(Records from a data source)
══════════════════════════════
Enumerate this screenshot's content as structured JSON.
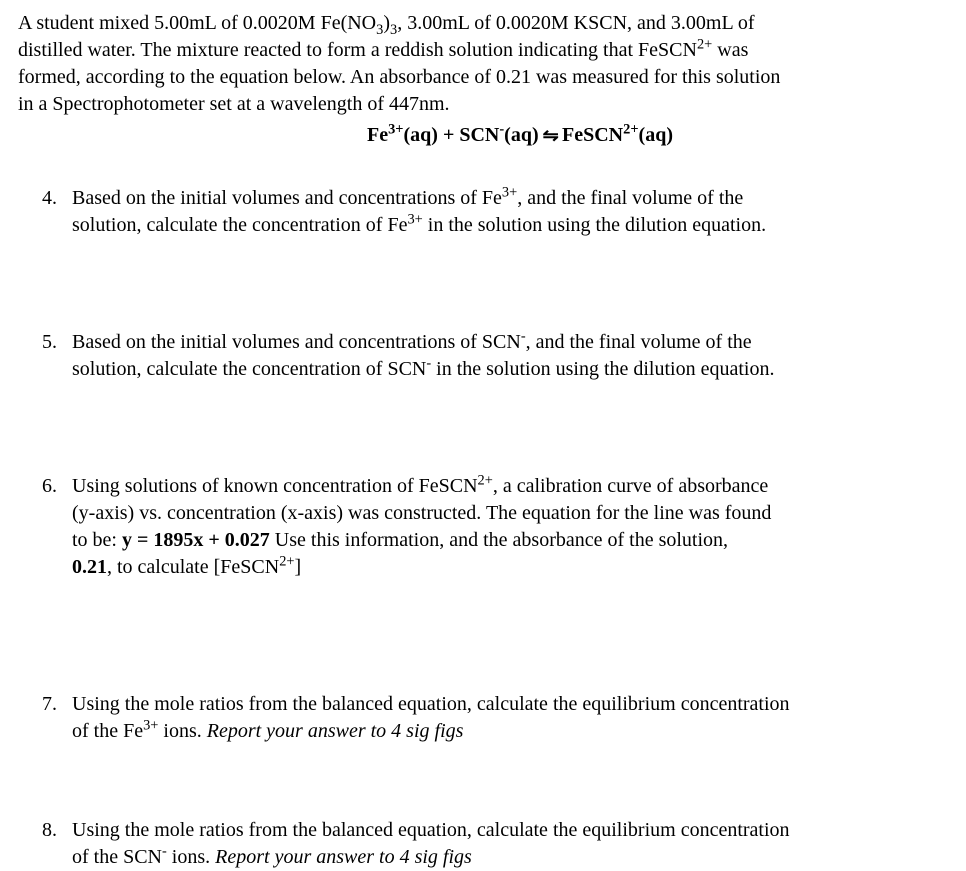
{
  "intro": {
    "line1a": "A student mixed 5.00mL of 0.0020M Fe(NO",
    "line1b": ")",
    "line1c": ", 3.00mL of 0.0020M KSCN, and 3.00mL of",
    "line2a": "distilled water.  The mixture reacted to form a reddish solution indicating that FeSCN",
    "line2b": " was",
    "line3": "formed, according to the equation below.  An absorbance of 0.21 was measured for this solution",
    "line4": "in a Spectrophotometer set at a wavelength of 447nm."
  },
  "equation": {
    "lhs1": "Fe",
    "lhs1sup": "3+",
    "aq1": "(aq)  +  SCN",
    "scn_sup": "-",
    "aq2": "(aq)  ",
    "arrow": "⇋",
    "rhs": "  FeSCN",
    "rhs_sup": "2+",
    "aq3": "(aq)"
  },
  "q4": {
    "num": "4.",
    "l1a": "Based on the initial volumes and concentrations of Fe",
    "l1sup": "3+",
    "l1b": ", and the final volume of the",
    "l2a": "solution, calculate the concentration of Fe",
    "l2sup": "3+",
    "l2b": " in the solution using the dilution equation."
  },
  "q5": {
    "num": "5.",
    "l1a": "Based on the initial volumes and concentrations of SCN",
    "l1sup": "-",
    "l1b": ", and the final volume of the",
    "l2a": "solution, calculate the concentration of SCN",
    "l2sup": "-",
    "l2b": " in the solution using the dilution equation."
  },
  "q6": {
    "num": "6.",
    "l1a": "Using solutions of known concentration of FeSCN",
    "l1sup": "2+",
    "l1b": ", a calibration curve of absorbance",
    "l2": "(y-axis) vs. concentration (x-axis) was constructed.  The equation for the line was found",
    "l3a": "to be:    ",
    "l3b": "y = 1895x + 0.027",
    "l3c": "     Use this information, and the absorbance of the solution,",
    "l4a": "0.21",
    "l4b": ", to calculate [FeSCN",
    "l4sup": "2+",
    "l4c": "]"
  },
  "q7": {
    "num": "7.",
    "l1": "Using the mole ratios from the balanced equation, calculate the equilibrium concentration",
    "l2a": "of the Fe",
    "l2sup": "3+",
    "l2b": " ions. ",
    "l2c": "Report your answer to 4 sig figs"
  },
  "q8": {
    "num": "8.",
    "l1": "Using the mole ratios from the balanced equation, calculate the equilibrium concentration",
    "l2a": "of the SCN",
    "l2sup": "-",
    "l2b": " ions. ",
    "l2c": "Report your answer to 4 sig figs"
  }
}
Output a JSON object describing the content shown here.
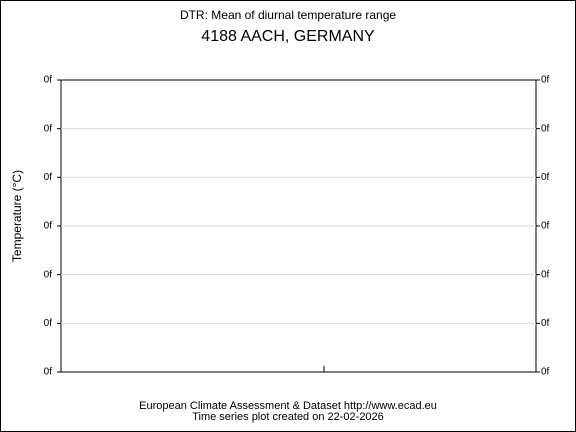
{
  "chart_data": {
    "type": "line",
    "title": "DTR: Mean of diurnal temperature range",
    "subtitle": "4188 AACH, GERMANY",
    "ylabel": "Temperature (°C)",
    "footer": [
      "European Climate Assessment & Dataset  http://www.ecad.eu",
      "Time series plot created on 22-02-2026"
    ],
    "ylim": [
      0,
      6
    ],
    "yticks": [
      {
        "value": 0,
        "label": "0f"
      },
      {
        "value": 1,
        "label": "0f"
      },
      {
        "value": 2,
        "label": "0f"
      },
      {
        "value": 3,
        "label": "0f"
      },
      {
        "value": 4,
        "label": "0f"
      },
      {
        "value": 5,
        "label": "0f"
      },
      {
        "value": 6,
        "label": "0f"
      }
    ],
    "y2lim": [
      0,
      6
    ],
    "y2ticks": [
      {
        "value": 0,
        "label": "0f"
      },
      {
        "value": 1,
        "label": "0f"
      },
      {
        "value": 2,
        "label": "0f"
      },
      {
        "value": 3,
        "label": "0f"
      },
      {
        "value": 4,
        "label": "0f"
      },
      {
        "value": 5,
        "label": "0f"
      },
      {
        "value": 6,
        "label": "0f"
      }
    ],
    "grid": true
  }
}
══════════════════════════════
__The request__: Output a faithful copy of the data, with each picture left out.

__Solution to the problem__:
Enumerate this screenshot's content as structured JSON.
{
  "intro": {
    "line1a": "A student mixed 5.00mL of 0.0020M Fe(NO",
    "line1b": ")",
    "line1c": ", 3.00mL of 0.0020M KSCN, and 3.00mL of",
    "line2a": "distilled water.  The mixture reacted to form a reddish solution indicating that FeSCN",
    "line2b": " was",
    "line3": "formed, according to the equation below.  An absorbance of 0.21 was measured for this solution",
    "line4": "in a Spectrophotometer set at a wavelength of 447nm."
  },
  "equation": {
    "lhs1": "Fe",
    "lhs1sup": "3+",
    "aq1": "(aq)  +  SCN",
    "scn_sup": "-",
    "aq2": "(aq)  ",
    "arrow": "⇋",
    "rhs": "  FeSCN",
    "rhs_sup": "2+",
    "aq3": "(aq)"
  },
  "q4": {
    "num": "4.",
    "l1a": "Based on the initial volumes and concentrations of Fe",
    "l1sup": "3+",
    "l1b": ", and the final volume of the",
    "l2a": "solution, calculate the concentration of Fe",
    "l2sup": "3+",
    "l2b": " in the solution using the dilution equation."
  },
  "q5": {
    "num": "5.",
    "l1a": "Based on the initial volumes and concentrations of SCN",
    "l1sup": "-",
    "l1b": ", and the final volume of the",
    "l2a": "solution, calculate the concentration of SCN",
    "l2sup": "-",
    "l2b": " in the solution using the dilution equation."
  },
  "q6": {
    "num": "6.",
    "l1a": "Using solutions of known concentration of FeSCN",
    "l1sup": "2+",
    "l1b": ", a calibration curve of absorbance",
    "l2": "(y-axis) vs. concentration (x-axis) was constructed.  The equation for the line was found",
    "l3a": "to be:    ",
    "l3b": "y = 1895x + 0.027",
    "l3c": "     Use this information, and the absorbance of the solution,",
    "l4a": "0.21",
    "l4b": ", to calculate [FeSCN",
    "l4sup": "2+",
    "l4c": "]"
  },
  "q7": {
    "num": "7.",
    "l1": "Using the mole ratios from the balanced equation, calculate the equilibrium concentration",
    "l2a": "of the Fe",
    "l2sup": "3+",
    "l2b": " ions. ",
    "l2c": "Report your answer to 4 sig figs"
  },
  "q8": {
    "num": "8.",
    "l1": "Using the mole ratios from the balanced equation, calculate the equilibrium concentration",
    "l2a": "of the SCN",
    "l2sup": "-",
    "l2b": " ions. ",
    "l2c": "Report your answer to 4 sig figs"
  }
}
Output a JSON object describing the content shown here.
{
  "chart_data": {
    "type": "line",
    "title": "DTR: Mean of diurnal temperature range",
    "subtitle": "4188 AACH, GERMANY",
    "ylabel": "Temperature (°C)",
    "footer": [
      "European Climate Assessment & Dataset  http://www.ecad.eu",
      "Time series plot created on 22-02-2026"
    ],
    "ylim": [
      0,
      6
    ],
    "yticks": [
      {
        "value": 0,
        "label": "0f"
      },
      {
        "value": 1,
        "label": "0f"
      },
      {
        "value": 2,
        "label": "0f"
      },
      {
        "value": 3,
        "label": "0f"
      },
      {
        "value": 4,
        "label": "0f"
      },
      {
        "value": 5,
        "label": "0f"
      },
      {
        "value": 6,
        "label": "0f"
      }
    ],
    "y2lim": [
      0,
      6
    ],
    "y2ticks": [
      {
        "value": 0,
        "label": "0f"
      },
      {
        "value": 1,
        "label": "0f"
      },
      {
        "value": 2,
        "label": "0f"
      },
      {
        "value": 3,
        "label": "0f"
      },
      {
        "value": 4,
        "label": "0f"
      },
      {
        "value": 5,
        "label": "0f"
      },
      {
        "value": 6,
        "label": "0f"
      }
    ],
    "grid": true
  }
}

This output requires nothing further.